Exercise objective> Copy out each line below in which the string "potravinářských" appears.
--- START ---
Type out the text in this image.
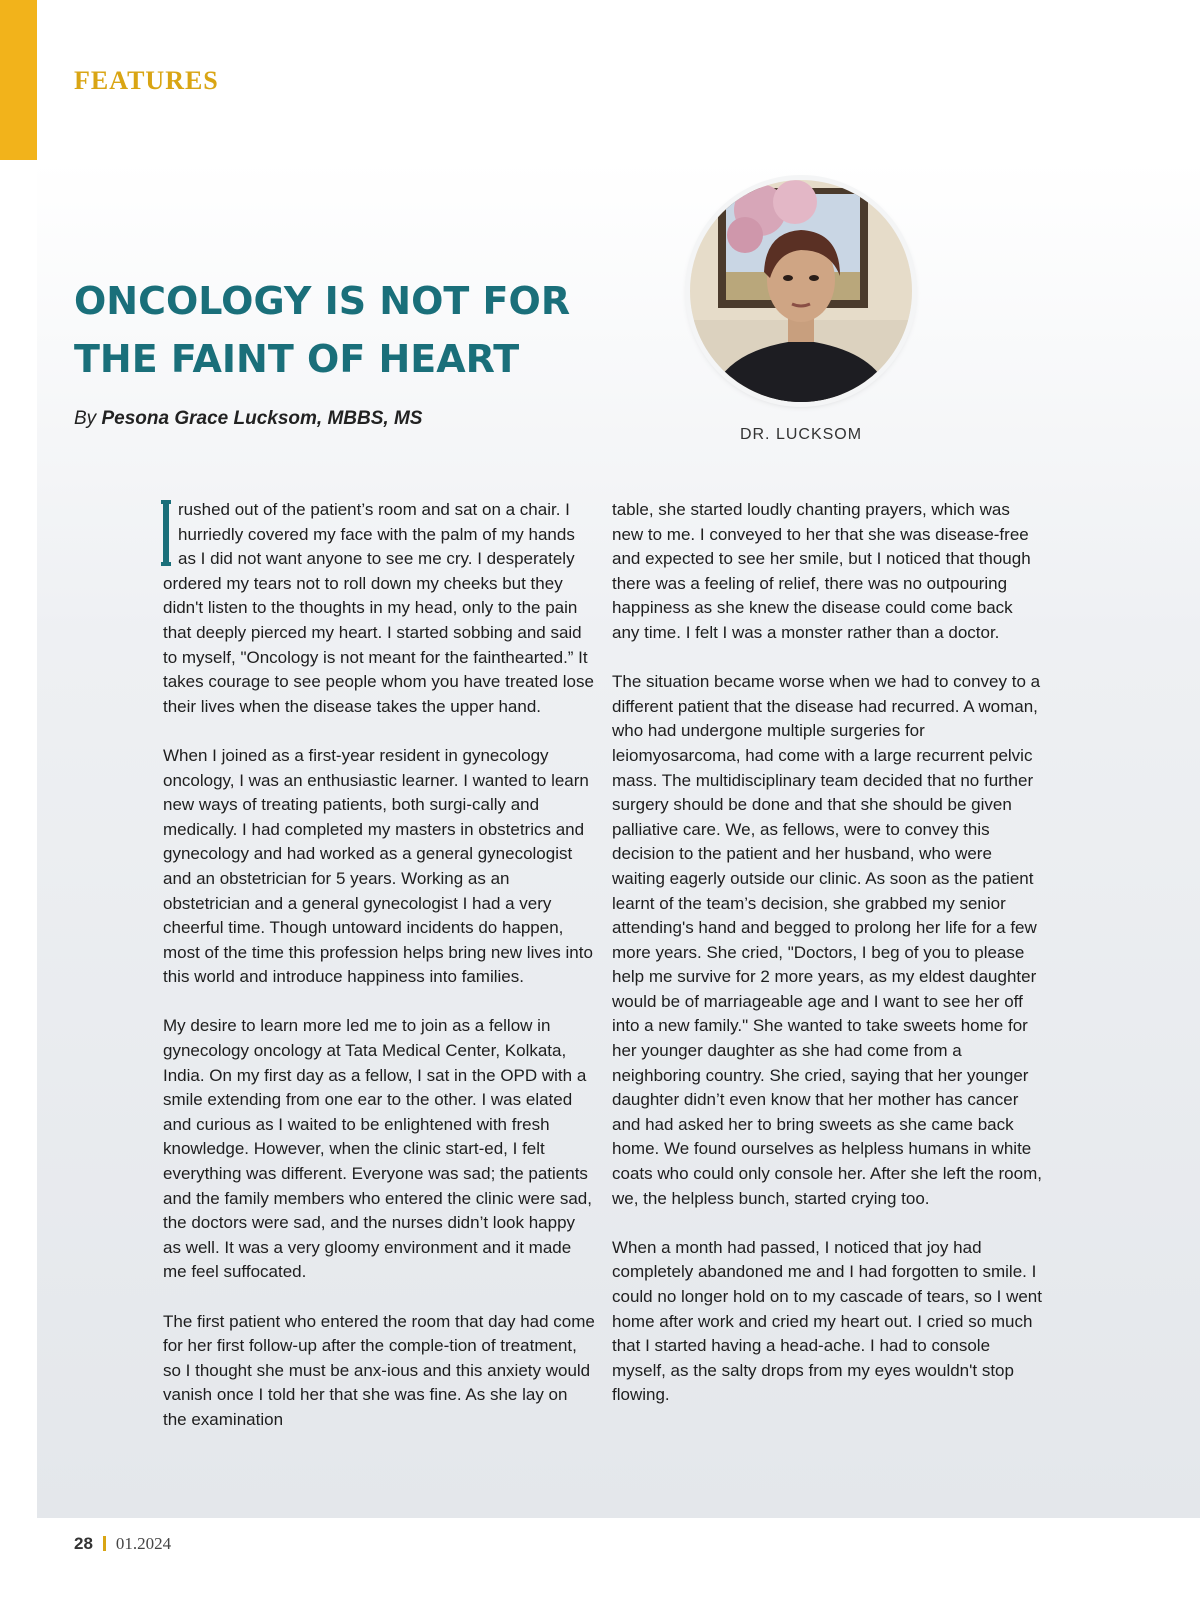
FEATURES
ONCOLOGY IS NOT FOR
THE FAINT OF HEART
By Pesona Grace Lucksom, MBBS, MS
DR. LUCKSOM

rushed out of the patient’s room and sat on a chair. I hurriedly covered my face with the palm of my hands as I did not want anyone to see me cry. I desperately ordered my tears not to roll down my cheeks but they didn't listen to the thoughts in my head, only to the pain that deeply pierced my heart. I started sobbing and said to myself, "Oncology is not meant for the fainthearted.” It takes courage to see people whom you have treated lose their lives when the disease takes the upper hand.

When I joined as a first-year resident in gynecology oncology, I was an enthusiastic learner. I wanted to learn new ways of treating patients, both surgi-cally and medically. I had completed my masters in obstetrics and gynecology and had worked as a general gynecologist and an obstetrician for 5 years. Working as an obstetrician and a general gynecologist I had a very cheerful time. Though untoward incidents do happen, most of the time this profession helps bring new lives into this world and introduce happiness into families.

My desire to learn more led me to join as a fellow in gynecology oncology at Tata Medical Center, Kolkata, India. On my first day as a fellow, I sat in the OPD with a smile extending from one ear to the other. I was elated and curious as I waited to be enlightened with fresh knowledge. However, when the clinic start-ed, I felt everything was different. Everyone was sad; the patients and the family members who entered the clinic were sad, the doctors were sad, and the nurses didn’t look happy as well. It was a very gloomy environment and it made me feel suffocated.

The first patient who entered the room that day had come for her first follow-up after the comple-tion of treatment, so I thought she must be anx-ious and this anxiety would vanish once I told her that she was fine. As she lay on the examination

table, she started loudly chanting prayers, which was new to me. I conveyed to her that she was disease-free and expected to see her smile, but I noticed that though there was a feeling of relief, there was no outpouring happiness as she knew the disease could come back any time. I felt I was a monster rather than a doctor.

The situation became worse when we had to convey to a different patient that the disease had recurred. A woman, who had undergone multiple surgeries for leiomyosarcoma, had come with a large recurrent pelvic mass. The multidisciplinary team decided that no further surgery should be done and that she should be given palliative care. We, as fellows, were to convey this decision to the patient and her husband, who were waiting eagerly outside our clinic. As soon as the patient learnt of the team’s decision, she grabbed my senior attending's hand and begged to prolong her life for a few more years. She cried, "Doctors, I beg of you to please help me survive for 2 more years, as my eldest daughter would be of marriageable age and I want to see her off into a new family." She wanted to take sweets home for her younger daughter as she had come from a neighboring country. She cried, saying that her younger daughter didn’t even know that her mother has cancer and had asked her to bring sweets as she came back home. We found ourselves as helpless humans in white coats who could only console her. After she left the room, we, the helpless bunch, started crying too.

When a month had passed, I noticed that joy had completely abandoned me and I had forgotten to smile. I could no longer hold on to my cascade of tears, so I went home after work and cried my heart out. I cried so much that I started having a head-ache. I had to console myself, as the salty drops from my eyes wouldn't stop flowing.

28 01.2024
--- END ---
--- START ---
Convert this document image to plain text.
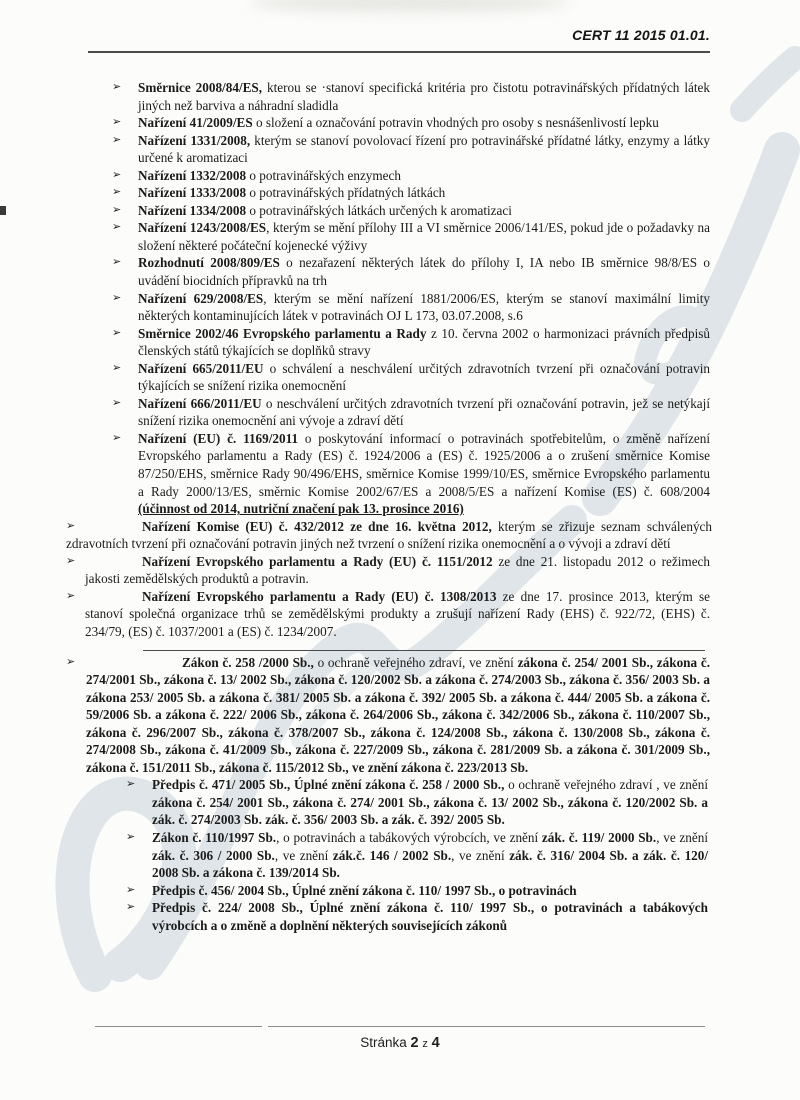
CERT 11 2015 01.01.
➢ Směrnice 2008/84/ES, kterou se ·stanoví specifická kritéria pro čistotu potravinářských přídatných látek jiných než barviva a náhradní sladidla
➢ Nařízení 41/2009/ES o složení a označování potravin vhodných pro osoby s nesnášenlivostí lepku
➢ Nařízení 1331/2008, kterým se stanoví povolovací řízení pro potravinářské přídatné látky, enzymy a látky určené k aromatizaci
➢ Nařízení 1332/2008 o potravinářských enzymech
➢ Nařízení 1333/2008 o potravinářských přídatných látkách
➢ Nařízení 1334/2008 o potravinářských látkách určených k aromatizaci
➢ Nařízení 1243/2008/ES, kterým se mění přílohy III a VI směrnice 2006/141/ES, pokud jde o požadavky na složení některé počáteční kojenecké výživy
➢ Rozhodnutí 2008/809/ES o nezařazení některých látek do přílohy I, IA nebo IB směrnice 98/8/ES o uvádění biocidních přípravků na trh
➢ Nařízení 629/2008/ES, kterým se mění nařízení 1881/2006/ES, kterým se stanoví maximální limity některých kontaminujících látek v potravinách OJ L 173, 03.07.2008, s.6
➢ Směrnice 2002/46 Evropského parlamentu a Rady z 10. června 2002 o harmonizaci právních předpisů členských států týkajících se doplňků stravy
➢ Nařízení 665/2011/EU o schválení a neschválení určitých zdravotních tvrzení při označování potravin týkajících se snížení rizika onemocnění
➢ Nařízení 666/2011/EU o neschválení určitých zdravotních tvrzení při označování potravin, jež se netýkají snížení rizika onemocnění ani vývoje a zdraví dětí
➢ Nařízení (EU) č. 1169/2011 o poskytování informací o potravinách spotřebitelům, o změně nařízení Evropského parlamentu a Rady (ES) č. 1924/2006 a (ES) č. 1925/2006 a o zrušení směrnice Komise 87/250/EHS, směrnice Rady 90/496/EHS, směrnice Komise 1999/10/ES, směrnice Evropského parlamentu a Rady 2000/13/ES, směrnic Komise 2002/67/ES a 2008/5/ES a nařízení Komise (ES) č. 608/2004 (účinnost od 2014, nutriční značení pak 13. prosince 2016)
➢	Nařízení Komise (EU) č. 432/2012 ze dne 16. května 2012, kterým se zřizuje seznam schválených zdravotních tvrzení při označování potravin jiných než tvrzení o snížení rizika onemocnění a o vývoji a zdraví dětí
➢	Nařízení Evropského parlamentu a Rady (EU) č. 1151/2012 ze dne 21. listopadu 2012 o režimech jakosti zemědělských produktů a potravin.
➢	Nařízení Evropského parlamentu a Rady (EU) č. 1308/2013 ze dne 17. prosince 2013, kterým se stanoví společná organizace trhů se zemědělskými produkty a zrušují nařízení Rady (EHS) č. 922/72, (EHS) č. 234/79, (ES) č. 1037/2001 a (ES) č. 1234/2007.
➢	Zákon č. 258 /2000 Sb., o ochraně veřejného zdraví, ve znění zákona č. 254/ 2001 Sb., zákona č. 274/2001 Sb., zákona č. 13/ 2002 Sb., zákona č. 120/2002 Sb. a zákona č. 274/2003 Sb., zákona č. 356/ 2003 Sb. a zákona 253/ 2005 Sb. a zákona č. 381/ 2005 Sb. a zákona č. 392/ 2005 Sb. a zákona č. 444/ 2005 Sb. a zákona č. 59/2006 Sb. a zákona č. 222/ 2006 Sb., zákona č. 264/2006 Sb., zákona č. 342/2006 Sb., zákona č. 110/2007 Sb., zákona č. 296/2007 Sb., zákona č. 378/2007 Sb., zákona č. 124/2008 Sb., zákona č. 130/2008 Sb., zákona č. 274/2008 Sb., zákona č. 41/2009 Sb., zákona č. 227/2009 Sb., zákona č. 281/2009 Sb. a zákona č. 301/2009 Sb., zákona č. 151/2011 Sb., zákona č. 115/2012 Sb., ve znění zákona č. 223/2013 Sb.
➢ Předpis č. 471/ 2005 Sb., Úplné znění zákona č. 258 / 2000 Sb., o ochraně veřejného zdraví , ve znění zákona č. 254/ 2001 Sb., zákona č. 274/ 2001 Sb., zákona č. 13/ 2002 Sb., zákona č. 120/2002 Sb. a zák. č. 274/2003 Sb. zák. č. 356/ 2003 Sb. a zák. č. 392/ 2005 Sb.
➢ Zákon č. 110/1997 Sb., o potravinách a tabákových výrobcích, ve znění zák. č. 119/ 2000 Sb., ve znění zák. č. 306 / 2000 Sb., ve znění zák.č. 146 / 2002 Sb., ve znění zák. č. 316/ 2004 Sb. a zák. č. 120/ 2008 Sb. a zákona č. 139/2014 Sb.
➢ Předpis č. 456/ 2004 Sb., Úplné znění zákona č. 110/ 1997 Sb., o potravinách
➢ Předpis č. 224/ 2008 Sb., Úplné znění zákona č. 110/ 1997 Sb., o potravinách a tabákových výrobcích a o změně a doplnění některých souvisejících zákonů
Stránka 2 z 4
--- END ---
Response area>
➢ Směrnice 2008/84/ES, kterou se ·stanoví specifická kritéria pro čistotu potravinářských přídatných látek jiných než barviva a náhradní sladidla
➢ Nařízení 1332/2008 o potravinářských enzymech
➢ Nařízení 1333/2008 o potravinářských přídatných látkách
➢ Nařízení 1334/2008 o potravinářských látkách určených k aromatizaci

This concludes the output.